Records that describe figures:
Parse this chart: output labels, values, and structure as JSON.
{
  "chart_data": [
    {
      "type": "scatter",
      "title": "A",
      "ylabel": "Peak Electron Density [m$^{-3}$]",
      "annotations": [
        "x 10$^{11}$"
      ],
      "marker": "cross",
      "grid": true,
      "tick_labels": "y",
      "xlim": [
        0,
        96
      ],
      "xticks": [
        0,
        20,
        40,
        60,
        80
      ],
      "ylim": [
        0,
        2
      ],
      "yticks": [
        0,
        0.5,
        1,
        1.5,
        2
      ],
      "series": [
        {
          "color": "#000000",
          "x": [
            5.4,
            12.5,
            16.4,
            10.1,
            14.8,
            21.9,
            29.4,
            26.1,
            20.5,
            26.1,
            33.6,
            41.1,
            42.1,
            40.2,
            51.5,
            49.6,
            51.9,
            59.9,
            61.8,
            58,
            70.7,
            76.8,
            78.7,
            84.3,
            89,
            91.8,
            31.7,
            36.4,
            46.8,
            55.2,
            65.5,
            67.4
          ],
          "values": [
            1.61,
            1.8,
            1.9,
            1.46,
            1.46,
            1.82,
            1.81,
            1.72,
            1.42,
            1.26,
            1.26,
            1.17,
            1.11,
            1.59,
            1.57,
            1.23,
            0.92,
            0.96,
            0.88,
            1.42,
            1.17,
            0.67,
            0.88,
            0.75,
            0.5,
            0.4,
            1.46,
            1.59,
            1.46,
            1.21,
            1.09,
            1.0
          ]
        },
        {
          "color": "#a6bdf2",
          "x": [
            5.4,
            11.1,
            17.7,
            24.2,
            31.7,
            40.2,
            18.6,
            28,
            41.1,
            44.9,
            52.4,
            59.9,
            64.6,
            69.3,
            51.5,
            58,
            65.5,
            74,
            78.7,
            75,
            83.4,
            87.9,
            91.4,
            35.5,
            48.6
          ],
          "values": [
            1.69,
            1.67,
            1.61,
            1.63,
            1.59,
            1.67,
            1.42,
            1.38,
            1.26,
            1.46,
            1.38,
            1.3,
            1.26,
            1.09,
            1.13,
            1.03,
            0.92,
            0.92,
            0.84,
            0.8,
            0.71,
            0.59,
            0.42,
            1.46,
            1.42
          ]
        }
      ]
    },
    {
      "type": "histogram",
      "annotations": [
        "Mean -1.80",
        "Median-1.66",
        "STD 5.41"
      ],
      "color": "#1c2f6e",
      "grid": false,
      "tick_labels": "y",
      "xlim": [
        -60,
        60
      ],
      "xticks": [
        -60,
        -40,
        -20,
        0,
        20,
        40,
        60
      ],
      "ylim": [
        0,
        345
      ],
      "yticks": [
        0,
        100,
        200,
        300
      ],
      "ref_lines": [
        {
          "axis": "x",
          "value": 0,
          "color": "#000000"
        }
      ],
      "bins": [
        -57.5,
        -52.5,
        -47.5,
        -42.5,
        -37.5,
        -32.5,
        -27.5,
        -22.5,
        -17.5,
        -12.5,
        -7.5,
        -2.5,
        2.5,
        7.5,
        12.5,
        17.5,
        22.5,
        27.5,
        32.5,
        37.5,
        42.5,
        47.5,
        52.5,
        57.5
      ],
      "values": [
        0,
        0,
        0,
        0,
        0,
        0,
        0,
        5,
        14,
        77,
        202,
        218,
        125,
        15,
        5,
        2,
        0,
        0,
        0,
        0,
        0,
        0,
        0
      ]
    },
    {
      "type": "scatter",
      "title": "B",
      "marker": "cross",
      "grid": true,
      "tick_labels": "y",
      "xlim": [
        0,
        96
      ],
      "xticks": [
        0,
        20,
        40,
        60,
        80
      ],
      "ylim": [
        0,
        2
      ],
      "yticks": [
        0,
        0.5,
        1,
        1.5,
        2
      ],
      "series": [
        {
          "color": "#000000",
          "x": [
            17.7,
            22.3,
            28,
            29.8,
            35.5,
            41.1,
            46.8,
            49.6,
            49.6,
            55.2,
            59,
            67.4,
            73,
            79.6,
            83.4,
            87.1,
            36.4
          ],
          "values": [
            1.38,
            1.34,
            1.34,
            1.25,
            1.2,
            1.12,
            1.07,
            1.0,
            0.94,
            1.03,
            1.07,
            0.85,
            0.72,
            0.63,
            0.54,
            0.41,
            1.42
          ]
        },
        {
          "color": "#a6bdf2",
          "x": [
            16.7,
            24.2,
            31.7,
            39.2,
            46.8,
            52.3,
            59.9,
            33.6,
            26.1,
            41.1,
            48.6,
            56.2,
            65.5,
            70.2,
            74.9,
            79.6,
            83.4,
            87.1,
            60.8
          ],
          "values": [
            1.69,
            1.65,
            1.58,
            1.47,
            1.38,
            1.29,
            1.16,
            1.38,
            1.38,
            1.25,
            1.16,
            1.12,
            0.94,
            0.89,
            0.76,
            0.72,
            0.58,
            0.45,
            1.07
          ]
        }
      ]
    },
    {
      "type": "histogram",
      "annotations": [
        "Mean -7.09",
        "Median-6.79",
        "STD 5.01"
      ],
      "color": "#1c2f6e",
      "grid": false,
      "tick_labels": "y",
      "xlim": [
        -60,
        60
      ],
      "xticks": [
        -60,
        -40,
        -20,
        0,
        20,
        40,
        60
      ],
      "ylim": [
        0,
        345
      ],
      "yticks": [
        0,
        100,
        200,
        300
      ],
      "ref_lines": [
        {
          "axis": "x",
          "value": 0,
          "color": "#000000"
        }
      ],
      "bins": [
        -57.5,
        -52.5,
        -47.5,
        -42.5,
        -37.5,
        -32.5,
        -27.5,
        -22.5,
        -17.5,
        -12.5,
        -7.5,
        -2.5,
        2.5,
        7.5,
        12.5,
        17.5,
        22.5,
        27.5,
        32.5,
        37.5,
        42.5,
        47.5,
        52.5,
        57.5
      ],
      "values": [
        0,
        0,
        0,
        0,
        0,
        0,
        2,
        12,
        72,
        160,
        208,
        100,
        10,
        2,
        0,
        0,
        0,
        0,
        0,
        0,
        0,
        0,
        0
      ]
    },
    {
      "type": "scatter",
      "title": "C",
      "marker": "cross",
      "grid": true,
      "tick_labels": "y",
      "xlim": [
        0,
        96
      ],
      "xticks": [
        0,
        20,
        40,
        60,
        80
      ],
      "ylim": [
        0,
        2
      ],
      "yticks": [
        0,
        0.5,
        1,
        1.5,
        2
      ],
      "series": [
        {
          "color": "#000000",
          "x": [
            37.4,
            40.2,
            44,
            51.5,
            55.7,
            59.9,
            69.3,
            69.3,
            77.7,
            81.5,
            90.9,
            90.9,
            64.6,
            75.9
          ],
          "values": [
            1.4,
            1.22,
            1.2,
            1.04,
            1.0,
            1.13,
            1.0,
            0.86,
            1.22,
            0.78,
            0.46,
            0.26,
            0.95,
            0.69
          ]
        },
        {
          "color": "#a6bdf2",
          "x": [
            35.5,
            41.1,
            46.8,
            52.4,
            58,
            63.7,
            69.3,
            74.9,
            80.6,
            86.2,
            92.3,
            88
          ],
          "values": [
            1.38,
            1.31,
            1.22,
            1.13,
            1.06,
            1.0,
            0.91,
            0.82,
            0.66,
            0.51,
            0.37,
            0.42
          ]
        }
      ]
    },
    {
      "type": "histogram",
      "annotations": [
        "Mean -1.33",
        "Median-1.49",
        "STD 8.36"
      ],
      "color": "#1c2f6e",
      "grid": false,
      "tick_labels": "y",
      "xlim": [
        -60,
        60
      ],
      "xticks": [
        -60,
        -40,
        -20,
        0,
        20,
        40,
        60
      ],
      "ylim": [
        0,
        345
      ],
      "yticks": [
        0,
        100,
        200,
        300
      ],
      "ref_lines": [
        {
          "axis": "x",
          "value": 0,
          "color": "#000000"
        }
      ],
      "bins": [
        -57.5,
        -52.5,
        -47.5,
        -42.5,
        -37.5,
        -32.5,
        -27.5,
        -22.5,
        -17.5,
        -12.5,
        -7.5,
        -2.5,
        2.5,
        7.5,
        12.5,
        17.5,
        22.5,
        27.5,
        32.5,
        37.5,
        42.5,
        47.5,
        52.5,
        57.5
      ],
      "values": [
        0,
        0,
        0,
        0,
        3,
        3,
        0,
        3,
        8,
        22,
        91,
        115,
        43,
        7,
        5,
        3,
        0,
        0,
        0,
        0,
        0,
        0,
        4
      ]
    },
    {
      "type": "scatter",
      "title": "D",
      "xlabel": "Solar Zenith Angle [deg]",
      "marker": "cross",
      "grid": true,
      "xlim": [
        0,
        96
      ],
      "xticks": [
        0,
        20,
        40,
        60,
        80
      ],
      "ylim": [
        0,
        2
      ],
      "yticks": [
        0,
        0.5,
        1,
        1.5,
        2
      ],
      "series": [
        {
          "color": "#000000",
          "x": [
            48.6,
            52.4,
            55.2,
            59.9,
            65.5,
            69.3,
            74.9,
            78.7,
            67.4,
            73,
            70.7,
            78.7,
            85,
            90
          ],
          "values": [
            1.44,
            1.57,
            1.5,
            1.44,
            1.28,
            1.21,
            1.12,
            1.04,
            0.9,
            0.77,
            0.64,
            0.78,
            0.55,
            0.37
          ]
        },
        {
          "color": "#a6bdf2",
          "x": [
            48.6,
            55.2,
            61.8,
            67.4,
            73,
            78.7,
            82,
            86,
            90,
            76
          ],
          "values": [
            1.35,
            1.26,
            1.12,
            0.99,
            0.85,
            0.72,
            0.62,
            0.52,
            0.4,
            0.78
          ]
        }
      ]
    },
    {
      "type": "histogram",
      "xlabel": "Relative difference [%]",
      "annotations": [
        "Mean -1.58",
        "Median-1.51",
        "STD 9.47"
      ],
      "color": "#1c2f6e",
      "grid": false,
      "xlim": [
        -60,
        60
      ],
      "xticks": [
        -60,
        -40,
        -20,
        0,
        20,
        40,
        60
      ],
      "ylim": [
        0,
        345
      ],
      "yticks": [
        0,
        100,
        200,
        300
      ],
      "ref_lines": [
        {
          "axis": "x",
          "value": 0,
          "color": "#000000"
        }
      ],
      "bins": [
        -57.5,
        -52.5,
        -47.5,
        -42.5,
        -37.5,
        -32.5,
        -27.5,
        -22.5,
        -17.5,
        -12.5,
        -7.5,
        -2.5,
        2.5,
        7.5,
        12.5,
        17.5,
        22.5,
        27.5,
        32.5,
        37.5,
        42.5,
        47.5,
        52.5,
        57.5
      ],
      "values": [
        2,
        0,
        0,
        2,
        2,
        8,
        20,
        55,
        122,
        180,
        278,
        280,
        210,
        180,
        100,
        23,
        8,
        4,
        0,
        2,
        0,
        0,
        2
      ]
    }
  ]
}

**What to produce:** Count every line in the data that contains the word "Median", then give that count and nothing else.

**Answer:** 4